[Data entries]

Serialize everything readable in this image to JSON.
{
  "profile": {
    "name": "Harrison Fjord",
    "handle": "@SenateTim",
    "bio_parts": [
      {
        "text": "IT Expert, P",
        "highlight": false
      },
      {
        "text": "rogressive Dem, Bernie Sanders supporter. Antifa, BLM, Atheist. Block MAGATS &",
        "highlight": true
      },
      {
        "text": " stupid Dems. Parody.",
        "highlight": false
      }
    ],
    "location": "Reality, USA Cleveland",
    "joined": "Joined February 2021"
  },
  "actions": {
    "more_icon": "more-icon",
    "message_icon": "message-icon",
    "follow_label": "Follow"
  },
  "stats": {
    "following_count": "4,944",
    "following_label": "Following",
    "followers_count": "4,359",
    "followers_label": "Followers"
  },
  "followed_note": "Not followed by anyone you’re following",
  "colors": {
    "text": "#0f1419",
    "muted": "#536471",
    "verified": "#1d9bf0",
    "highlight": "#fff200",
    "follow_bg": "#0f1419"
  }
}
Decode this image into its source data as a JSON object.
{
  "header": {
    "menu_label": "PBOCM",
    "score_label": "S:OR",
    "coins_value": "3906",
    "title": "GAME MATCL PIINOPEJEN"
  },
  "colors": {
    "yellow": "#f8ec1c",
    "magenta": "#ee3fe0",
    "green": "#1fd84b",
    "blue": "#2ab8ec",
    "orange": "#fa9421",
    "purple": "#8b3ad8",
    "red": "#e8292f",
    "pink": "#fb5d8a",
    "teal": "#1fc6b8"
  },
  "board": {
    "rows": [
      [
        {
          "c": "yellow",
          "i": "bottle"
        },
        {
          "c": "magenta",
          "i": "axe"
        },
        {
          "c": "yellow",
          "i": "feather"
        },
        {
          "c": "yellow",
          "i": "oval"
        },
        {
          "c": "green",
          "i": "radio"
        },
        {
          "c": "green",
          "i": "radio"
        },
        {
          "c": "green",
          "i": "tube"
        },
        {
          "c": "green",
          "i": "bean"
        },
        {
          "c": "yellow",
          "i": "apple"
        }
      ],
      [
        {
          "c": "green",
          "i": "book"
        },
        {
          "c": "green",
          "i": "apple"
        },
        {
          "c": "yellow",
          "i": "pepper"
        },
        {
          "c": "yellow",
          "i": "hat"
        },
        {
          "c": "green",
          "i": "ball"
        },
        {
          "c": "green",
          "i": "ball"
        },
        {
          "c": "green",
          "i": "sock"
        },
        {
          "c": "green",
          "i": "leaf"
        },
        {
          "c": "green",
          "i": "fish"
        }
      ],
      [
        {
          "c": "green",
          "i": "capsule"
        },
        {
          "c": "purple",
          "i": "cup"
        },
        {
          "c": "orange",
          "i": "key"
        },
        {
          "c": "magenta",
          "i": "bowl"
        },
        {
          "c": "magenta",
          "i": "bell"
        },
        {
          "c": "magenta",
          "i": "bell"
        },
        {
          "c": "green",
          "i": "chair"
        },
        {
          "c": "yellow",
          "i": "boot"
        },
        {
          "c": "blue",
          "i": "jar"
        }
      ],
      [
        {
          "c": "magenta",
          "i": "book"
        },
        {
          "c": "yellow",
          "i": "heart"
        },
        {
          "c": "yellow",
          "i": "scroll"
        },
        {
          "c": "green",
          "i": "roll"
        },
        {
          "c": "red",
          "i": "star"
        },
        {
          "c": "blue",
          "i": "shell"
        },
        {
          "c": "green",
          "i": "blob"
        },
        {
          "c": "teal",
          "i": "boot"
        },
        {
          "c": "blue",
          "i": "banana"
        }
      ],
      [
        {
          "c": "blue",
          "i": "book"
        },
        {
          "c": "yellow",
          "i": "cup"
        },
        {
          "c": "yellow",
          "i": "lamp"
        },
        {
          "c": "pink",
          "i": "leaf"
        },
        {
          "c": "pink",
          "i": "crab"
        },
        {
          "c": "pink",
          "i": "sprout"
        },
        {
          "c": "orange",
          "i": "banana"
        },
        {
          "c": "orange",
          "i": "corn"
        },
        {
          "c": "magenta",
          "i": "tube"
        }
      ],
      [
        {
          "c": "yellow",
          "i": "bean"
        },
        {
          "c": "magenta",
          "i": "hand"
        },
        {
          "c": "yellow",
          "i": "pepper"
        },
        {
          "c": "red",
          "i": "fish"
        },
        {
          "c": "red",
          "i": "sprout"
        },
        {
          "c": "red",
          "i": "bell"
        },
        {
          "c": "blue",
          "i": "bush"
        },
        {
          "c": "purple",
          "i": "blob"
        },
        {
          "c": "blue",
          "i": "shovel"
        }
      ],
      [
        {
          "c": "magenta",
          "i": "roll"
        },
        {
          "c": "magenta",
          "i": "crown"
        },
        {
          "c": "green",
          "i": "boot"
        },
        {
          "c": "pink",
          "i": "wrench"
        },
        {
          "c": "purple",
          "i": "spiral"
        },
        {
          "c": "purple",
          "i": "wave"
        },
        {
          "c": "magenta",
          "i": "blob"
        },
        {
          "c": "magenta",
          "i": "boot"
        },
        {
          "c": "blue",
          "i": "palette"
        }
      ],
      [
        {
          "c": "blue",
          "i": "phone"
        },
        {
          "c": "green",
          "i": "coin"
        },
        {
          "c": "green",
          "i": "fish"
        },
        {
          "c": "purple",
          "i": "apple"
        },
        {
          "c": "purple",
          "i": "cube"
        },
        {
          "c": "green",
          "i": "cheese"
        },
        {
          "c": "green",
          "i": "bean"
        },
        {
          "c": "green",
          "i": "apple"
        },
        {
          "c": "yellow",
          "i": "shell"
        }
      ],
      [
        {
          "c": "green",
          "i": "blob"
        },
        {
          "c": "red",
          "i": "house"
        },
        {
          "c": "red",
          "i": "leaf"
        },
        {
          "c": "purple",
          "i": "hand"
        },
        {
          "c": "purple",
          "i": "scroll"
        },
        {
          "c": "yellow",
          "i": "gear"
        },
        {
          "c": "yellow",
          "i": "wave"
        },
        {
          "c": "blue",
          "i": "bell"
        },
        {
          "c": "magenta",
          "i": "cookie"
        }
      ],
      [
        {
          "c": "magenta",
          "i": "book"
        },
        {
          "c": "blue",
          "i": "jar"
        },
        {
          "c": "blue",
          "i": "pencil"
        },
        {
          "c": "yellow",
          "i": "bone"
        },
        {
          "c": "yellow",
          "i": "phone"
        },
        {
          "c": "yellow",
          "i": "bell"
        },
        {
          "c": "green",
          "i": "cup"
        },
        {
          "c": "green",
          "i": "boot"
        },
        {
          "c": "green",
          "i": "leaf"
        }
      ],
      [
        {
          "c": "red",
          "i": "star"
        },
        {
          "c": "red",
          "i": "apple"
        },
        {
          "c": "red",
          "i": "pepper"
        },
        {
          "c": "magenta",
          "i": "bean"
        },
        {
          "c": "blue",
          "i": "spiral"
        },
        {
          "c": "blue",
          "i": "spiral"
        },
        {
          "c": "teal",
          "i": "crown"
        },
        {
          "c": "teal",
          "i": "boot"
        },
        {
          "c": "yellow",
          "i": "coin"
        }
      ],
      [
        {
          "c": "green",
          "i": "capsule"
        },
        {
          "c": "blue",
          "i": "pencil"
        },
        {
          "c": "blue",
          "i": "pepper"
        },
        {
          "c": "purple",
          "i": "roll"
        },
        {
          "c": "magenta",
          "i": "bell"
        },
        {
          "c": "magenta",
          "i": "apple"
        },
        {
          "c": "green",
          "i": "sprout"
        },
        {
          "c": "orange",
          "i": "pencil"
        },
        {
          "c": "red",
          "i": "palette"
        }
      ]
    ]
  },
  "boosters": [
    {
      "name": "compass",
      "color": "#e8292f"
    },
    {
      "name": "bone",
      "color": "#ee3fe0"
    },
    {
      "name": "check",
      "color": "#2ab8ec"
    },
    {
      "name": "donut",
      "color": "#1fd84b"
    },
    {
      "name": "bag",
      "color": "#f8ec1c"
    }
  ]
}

#### TASK BRIEF:
Filter the entries and copy out every line with the word "highlight".

#### WORKED SOLUTION:
        "highlight": false
        "highlight": true
        "highlight": false
    "highlight": "#fff200",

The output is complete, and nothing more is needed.